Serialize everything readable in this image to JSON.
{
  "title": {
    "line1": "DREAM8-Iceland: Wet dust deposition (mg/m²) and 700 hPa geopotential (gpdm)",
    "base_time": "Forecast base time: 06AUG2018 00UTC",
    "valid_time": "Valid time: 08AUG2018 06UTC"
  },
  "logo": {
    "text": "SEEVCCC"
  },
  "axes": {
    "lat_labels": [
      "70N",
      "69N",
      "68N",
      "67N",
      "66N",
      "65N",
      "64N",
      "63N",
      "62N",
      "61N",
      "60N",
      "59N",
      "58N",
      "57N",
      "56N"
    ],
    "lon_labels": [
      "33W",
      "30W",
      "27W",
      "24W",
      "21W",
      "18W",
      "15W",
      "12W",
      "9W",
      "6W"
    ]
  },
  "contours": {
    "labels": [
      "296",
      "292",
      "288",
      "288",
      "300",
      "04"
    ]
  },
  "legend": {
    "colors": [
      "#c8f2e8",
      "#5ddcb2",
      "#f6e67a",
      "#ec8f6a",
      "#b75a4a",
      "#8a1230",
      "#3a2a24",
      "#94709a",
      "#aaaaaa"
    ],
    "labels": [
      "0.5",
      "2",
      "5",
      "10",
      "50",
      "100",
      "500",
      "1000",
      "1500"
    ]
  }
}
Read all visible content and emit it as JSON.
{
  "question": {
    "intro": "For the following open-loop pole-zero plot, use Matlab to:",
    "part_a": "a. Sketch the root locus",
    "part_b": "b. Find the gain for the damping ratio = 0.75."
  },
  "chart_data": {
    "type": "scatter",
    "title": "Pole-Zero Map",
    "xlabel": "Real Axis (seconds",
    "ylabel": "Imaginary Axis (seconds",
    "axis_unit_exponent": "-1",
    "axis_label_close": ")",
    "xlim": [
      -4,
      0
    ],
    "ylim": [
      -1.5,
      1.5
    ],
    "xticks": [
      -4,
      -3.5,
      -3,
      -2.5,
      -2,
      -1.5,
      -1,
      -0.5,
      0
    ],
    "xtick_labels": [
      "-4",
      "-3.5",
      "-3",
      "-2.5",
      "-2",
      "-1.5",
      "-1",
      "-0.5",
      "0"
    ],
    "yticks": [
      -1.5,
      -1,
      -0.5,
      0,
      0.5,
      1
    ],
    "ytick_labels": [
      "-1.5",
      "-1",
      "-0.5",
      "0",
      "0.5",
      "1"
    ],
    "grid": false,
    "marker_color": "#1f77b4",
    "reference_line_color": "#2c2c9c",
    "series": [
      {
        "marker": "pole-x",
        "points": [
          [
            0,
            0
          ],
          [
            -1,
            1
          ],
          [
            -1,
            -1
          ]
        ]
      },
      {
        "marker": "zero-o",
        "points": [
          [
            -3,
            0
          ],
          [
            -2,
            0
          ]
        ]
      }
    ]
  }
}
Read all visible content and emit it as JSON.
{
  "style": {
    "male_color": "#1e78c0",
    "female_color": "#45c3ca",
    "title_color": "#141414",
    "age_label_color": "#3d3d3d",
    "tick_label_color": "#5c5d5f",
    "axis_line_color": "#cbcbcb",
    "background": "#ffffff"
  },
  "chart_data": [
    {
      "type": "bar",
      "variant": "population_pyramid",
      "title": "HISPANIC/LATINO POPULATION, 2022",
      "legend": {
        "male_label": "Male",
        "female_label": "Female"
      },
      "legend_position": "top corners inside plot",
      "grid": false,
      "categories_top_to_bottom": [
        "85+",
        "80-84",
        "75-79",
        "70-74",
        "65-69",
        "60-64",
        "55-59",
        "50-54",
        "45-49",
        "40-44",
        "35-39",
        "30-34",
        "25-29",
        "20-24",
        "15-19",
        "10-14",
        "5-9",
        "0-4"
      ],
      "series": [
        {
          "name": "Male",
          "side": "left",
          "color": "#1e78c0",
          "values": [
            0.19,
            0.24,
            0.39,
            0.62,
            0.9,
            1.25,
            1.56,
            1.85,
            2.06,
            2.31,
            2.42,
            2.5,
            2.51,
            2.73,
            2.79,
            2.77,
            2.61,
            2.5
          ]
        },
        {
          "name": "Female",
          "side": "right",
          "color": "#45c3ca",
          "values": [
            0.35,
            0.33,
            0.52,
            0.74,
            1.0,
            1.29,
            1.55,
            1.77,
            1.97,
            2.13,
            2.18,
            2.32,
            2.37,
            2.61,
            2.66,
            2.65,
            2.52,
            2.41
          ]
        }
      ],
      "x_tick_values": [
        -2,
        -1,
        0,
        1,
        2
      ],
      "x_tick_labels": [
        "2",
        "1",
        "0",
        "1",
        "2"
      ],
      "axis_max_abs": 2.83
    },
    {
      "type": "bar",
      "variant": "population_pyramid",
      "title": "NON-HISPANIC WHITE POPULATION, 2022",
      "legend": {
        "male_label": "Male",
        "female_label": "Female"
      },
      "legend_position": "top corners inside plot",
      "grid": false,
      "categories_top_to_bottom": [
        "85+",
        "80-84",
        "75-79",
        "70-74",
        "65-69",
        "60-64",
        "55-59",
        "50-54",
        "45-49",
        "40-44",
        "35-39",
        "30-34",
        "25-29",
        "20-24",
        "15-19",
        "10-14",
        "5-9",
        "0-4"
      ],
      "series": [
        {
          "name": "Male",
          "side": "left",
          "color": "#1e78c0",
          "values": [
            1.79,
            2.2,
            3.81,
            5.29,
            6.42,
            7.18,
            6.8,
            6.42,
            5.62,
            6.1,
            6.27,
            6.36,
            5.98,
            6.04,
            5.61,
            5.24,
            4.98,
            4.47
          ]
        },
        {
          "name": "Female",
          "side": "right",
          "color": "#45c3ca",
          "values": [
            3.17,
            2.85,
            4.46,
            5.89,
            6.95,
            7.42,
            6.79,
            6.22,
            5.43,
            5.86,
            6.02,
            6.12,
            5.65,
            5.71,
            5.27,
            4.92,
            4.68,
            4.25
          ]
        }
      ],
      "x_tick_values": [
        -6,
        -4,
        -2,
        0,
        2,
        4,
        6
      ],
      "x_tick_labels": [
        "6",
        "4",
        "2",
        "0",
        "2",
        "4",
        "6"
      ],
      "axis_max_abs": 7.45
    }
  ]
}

+++

Instructions for the task.
Above are the records; copy all of them exactly.

Exercise output.
Serialize everything readable in this image to JSON.
{
  "title": {
    "line1": "DREAM8-Iceland: Wet dust deposition (mg/m²) and 700 hPa geopotential (gpdm)",
    "base_time": "Forecast base time: 06AUG2018 00UTC",
    "valid_time": "Valid time: 08AUG2018 06UTC"
  },
  "logo": {
    "text": "SEEVCCC"
  },
  "axes": {
    "lat_labels": [
      "70N",
      "69N",
      "68N",
      "67N",
      "66N",
      "65N",
      "64N",
      "63N",
      "62N",
      "61N",
      "60N",
      "59N",
      "58N",
      "57N",
      "56N"
    ],
    "lon_labels": [
      "33W",
      "30W",
      "27W",
      "24W",
      "21W",
      "18W",
      "15W",
      "12W",
      "9W",
      "6W"
    ]
  },
  "contours": {
    "labels": [
      "296",
      "292",
      "288",
      "288",
      "300",
      "04"
    ]
  },
  "legend": {
    "colors": [
      "#c8f2e8",
      "#5ddcb2",
      "#f6e67a",
      "#ec8f6a",
      "#b75a4a",
      "#8a1230",
      "#3a2a24",
      "#94709a",
      "#aaaaaa"
    ],
    "labels": [
      "0.5",
      "2",
      "5",
      "10",
      "50",
      "100",
      "500",
      "1000",
      "1500"
    ]
  }
}
Read all visible content and emit it as JSON.
{
  "question": {
    "intro": "For the following open-loop pole-zero plot, use Matlab to:",
    "part_a": "a. Sketch the root locus",
    "part_b": "b. Find the gain for the damping ratio = 0.75."
  },
  "chart_data": {
    "type": "scatter",
    "title": "Pole-Zero Map",
    "xlabel": "Real Axis (seconds",
    "ylabel": "Imaginary Axis (seconds",
    "axis_unit_exponent": "-1",
    "axis_label_close": ")",
    "xlim": [
      -4,
      0
    ],
    "ylim": [
      -1.5,
      1.5
    ],
    "xticks": [
      -4,
      -3.5,
      -3,
      -2.5,
      -2,
      -1.5,
      -1,
      -0.5,
      0
    ],
    "xtick_labels": [
      "-4",
      "-3.5",
      "-3",
      "-2.5",
      "-2",
      "-1.5",
      "-1",
      "-0.5",
      "0"
    ],
    "yticks": [
      -1.5,
      -1,
      -0.5,
      0,
      0.5,
      1
    ],
    "ytick_labels": [
      "-1.5",
      "-1",
      "-0.5",
      "0",
      "0.5",
      "1"
    ],
    "grid": false,
    "marker_color": "#1f77b4",
    "reference_line_color": "#2c2c9c",
    "series": [
      {
        "marker": "pole-x",
        "points": [
          [
            0,
            0
          ],
          [
            -1,
            1
          ],
          [
            -1,
            -1
          ]
        ]
      },
      {
        "marker": "zero-o",
        "points": [
          [
            -3,
            0
          ],
          [
            -2,
            0
          ]
        ]
      }
    ]
  }
}
Read all visible content and emit it as JSON.
{
  "style": {
    "male_color": "#1e78c0",
    "female_color": "#45c3ca",
    "title_color": "#141414",
    "age_label_color": "#3d3d3d",
    "tick_label_color": "#5c5d5f",
    "axis_line_color": "#cbcbcb",
    "background": "#ffffff"
  },
  "chart_data": [
    {
      "type": "bar",
      "variant": "population_pyramid",
      "title": "HISPANIC/LATINO POPULATION, 2022",
      "legend": {
        "male_label": "Male",
        "female_label": "Female"
      },
      "legend_position": "top corners inside plot",
      "grid": false,
      "categories_top_to_bottom": [
        "85+",
        "80-84",
        "75-79",
        "70-74",
        "65-69",
        "60-64",
        "55-59",
        "50-54",
        "45-49",
        "40-44",
        "35-39",
        "30-34",
        "25-29",
        "20-24",
        "15-19",
        "10-14",
        "5-9",
        "0-4"
      ],
      "series": [
        {
          "name": "Male",
          "side": "left",
          "color": "#1e78c0",
          "values": [
            0.19,
            0.24,
            0.39,
            0.62,
            0.9,
            1.25,
            1.56,
            1.85,
            2.06,
            2.31,
            2.42,
            2.5,
            2.51,
            2.73,
            2.79,
            2.77,
            2.61,
            2.5
          ]
        },
        {
          "name": "Female",
          "side": "right",
          "color": "#45c3ca",
          "values": [
            0.35,
            0.33,
            0.52,
            0.74,
            1.0,
            1.29,
            1.55,
            1.77,
            1.97,
            2.13,
            2.18,
            2.32,
            2.37,
            2.61,
            2.66,
            2.65,
            2.52,
            2.41
          ]
        }
      ],
      "x_tick_values": [
        -2,
        -1,
        0,
        1,
        2
      ],
      "x_tick_labels": [
        "2",
        "1",
        "0",
        "1",
        "2"
      ],
      "axis_max_abs": 2.83
    },
    {
      "type": "bar",
      "variant": "population_pyramid",
      "title": "NON-HISPANIC WHITE POPULATION, 2022",
      "legend": {
        "male_label": "Male",
        "female_label": "Female"
      },
      "legend_position": "top corners inside plot",
      "grid": false,
      "categories_top_to_bottom": [
        "85+",
        "80-84",
        "75-79",
        "70-74",
        "65-69",
        "60-64",
        "55-59",
        "50-54",
        "45-49",
        "40-44",
        "35-39",
        "30-34",
        "25-29",
        "20-24",
        "15-19",
        "10-14",
        "5-9",
        "0-4"
      ],
      "series": [
        {
          "name": "Male",
          "side": "left",
          "color": "#1e78c0",
          "values": [
            1.79,
            2.2,
            3.81,
            5.29,
            6.42,
            7.18,
            6.8,
            6.42,
            5.62,
            6.1,
            6.27,
            6.36,
            5.98,
            6.04,
            5.61,
            5.24,
            4.98,
            4.47
          ]
        },
        {
          "name": "Female",
          "side": "right",
          "color": "#45c3ca",
          "values": [
            3.17,
            2.85,
            4.46,
            5.89,
            6.95,
            7.42,
            6.79,
            6.22,
            5.43,
            5.86,
            6.02,
            6.12,
            5.65,
            5.71,
            5.27,
            4.92,
            4.68,
            4.25
          ]
        }
      ],
      "x_tick_values": [
        -6,
        -4,
        -2,
        0,
        2,
        4,
        6
      ],
      "x_tick_labels": [
        "6",
        "4",
        "2",
        "0",
        "2",
        "4",
        "6"
      ],
      "axis_max_abs": 7.45
    }
  ]
}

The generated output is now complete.